What you have to do: Give the records back in full, exactly as they read.

Given entries:
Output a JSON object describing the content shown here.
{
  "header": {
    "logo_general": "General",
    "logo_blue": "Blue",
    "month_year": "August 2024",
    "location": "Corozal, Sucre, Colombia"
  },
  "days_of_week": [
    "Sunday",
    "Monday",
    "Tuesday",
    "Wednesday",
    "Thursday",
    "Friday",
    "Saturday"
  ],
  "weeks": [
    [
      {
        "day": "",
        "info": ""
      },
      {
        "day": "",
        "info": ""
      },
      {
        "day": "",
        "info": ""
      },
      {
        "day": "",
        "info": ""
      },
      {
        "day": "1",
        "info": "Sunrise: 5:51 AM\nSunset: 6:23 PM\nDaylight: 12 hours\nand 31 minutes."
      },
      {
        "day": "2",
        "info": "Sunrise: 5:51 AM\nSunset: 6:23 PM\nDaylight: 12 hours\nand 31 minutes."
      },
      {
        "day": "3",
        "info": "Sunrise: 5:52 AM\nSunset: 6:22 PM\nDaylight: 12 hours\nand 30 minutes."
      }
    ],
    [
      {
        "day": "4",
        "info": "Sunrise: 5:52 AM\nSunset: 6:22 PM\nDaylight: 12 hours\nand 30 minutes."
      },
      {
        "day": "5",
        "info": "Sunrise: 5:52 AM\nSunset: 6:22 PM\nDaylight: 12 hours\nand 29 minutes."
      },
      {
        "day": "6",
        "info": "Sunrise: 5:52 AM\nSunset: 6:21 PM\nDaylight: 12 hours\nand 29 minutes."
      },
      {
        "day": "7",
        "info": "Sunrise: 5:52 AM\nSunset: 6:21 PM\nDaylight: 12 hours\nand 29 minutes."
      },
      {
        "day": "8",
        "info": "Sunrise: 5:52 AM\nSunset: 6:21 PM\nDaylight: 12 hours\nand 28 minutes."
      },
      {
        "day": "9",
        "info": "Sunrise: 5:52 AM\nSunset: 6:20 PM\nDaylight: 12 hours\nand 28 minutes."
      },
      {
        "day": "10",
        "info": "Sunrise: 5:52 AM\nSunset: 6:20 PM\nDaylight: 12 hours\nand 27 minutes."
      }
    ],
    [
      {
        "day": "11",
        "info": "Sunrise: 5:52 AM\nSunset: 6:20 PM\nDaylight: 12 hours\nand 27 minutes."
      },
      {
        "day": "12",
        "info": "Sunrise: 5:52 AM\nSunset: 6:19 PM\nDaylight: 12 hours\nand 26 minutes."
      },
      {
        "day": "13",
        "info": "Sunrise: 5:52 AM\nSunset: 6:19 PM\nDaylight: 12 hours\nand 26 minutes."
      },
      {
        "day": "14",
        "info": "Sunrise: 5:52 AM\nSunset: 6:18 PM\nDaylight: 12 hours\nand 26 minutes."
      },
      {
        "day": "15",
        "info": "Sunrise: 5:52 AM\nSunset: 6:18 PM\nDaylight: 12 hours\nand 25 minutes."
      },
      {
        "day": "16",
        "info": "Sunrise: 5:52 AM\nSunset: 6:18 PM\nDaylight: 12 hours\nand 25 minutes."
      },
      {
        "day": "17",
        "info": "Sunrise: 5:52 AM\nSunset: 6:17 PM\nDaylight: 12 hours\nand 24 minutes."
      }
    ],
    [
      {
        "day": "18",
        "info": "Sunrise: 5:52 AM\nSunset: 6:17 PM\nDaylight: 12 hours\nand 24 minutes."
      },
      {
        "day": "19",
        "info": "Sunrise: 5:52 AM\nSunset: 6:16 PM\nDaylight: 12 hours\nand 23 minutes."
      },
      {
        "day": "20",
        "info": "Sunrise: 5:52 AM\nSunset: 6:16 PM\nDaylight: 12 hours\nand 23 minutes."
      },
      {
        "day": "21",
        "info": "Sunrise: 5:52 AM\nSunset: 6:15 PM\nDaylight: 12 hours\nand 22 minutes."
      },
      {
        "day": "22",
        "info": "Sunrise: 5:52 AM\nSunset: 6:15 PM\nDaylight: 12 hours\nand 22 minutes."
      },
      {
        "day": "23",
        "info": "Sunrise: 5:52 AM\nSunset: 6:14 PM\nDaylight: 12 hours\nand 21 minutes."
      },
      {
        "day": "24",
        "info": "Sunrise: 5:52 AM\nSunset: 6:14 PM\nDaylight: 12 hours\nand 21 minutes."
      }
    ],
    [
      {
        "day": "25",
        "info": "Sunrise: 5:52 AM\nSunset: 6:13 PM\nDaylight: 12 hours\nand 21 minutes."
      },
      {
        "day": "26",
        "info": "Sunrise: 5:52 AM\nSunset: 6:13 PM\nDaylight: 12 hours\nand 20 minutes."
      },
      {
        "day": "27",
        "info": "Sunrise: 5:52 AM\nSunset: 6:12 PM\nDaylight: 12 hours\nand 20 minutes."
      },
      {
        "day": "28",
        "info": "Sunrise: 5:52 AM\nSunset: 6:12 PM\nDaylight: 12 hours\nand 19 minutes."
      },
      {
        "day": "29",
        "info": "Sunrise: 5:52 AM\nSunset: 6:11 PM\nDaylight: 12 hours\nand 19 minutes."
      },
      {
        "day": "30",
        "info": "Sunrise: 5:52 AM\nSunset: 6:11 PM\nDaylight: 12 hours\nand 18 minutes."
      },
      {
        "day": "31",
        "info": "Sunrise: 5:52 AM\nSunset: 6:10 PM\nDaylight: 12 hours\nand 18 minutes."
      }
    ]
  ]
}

Response:
Output a JSON object describing the content shown here.
{
  "header": {
    "logo_general": "General",
    "logo_blue": "Blue",
    "month_year": "August 2024",
    "location": "Corozal, Sucre, Colombia"
  },
  "days_of_week": [
    "Sunday",
    "Monday",
    "Tuesday",
    "Wednesday",
    "Thursday",
    "Friday",
    "Saturday"
  ],
  "weeks": [
    [
      {
        "day": "",
        "info": ""
      },
      {
        "day": "",
        "info": ""
      },
      {
        "day": "",
        "info": ""
      },
      {
        "day": "",
        "info": ""
      },
      {
        "day": "1",
        "info": "Sunrise: 5:51 AM\nSunset: 6:23 PM\nDaylight: 12 hours\nand 31 minutes."
      },
      {
        "day": "2",
        "info": "Sunrise: 5:51 AM\nSunset: 6:23 PM\nDaylight: 12 hours\nand 31 minutes."
      },
      {
        "day": "3",
        "info": "Sunrise: 5:52 AM\nSunset: 6:22 PM\nDaylight: 12 hours\nand 30 minutes."
      }
    ],
    [
      {
        "day": "4",
        "info": "Sunrise: 5:52 AM\nSunset: 6:22 PM\nDaylight: 12 hours\nand 30 minutes."
      },
      {
        "day": "5",
        "info": "Sunrise: 5:52 AM\nSunset: 6:22 PM\nDaylight: 12 hours\nand 29 minutes."
      },
      {
        "day": "6",
        "info": "Sunrise: 5:52 AM\nSunset: 6:21 PM\nDaylight: 12 hours\nand 29 minutes."
      },
      {
        "day": "7",
        "info": "Sunrise: 5:52 AM\nSunset: 6:21 PM\nDaylight: 12 hours\nand 29 minutes."
      },
      {
        "day": "8",
        "info": "Sunrise: 5:52 AM\nSunset: 6:21 PM\nDaylight: 12 hours\nand 28 minutes."
      },
      {
        "day": "9",
        "info": "Sunrise: 5:52 AM\nSunset: 6:20 PM\nDaylight: 12 hours\nand 28 minutes."
      },
      {
        "day": "10",
        "info": "Sunrise: 5:52 AM\nSunset: 6:20 PM\nDaylight: 12 hours\nand 27 minutes."
      }
    ],
    [
      {
        "day": "11",
        "info": "Sunrise: 5:52 AM\nSunset: 6:20 PM\nDaylight: 12 hours\nand 27 minutes."
      },
      {
        "day": "12",
        "info": "Sunrise: 5:52 AM\nSunset: 6:19 PM\nDaylight: 12 hours\nand 26 minutes."
      },
      {
        "day": "13",
        "info": "Sunrise: 5:52 AM\nSunset: 6:19 PM\nDaylight: 12 hours\nand 26 minutes."
      },
      {
        "day": "14",
        "info": "Sunrise: 5:52 AM\nSunset: 6:18 PM\nDaylight: 12 hours\nand 26 minutes."
      },
      {
        "day": "15",
        "info": "Sunrise: 5:52 AM\nSunset: 6:18 PM\nDaylight: 12 hours\nand 25 minutes."
      },
      {
        "day": "16",
        "info": "Sunrise: 5:52 AM\nSunset: 6:18 PM\nDaylight: 12 hours\nand 25 minutes."
      },
      {
        "day": "17",
        "info": "Sunrise: 5:52 AM\nSunset: 6:17 PM\nDaylight: 12 hours\nand 24 minutes."
      }
    ],
    [
      {
        "day": "18",
        "info": "Sunrise: 5:52 AM\nSunset: 6:17 PM\nDaylight: 12 hours\nand 24 minutes."
      },
      {
        "day": "19",
        "info": "Sunrise: 5:52 AM\nSunset: 6:16 PM\nDaylight: 12 hours\nand 23 minutes."
      },
      {
        "day": "20",
        "info": "Sunrise: 5:52 AM\nSunset: 6:16 PM\nDaylight: 12 hours\nand 23 minutes."
      },
      {
        "day": "21",
        "info": "Sunrise: 5:52 AM\nSunset: 6:15 PM\nDaylight: 12 hours\nand 22 minutes."
      },
      {
        "day": "22",
        "info": "Sunrise: 5:52 AM\nSunset: 6:15 PM\nDaylight: 12 hours\nand 22 minutes."
      },
      {
        "day": "23",
        "info": "Sunrise: 5:52 AM\nSunset: 6:14 PM\nDaylight: 12 hours\nand 21 minutes."
      },
      {
        "day": "24",
        "info": "Sunrise: 5:52 AM\nSunset: 6:14 PM\nDaylight: 12 hours\nand 21 minutes."
      }
    ],
    [
      {
        "day": "25",
        "info": "Sunrise: 5:52 AM\nSunset: 6:13 PM\nDaylight: 12 hours\nand 21 minutes."
      },
      {
        "day": "26",
        "info": "Sunrise: 5:52 AM\nSunset: 6:13 PM\nDaylight: 12 hours\nand 20 minutes."
      },
      {
        "day": "27",
        "info": "Sunrise: 5:52 AM\nSunset: 6:12 PM\nDaylight: 12 hours\nand 20 minutes."
      },
      {
        "day": "28",
        "info": "Sunrise: 5:52 AM\nSunset: 6:12 PM\nDaylight: 12 hours\nand 19 minutes."
      },
      {
        "day": "29",
        "info": "Sunrise: 5:52 AM\nSunset: 6:11 PM\nDaylight: 12 hours\nand 19 minutes."
      },
      {
        "day": "30",
        "info": "Sunrise: 5:52 AM\nSunset: 6:11 PM\nDaylight: 12 hours\nand 18 minutes."
      },
      {
        "day": "31",
        "info": "Sunrise: 5:52 AM\nSunset: 6:10 PM\nDaylight: 12 hours\nand 18 minutes."
      }
    ]
  ]
}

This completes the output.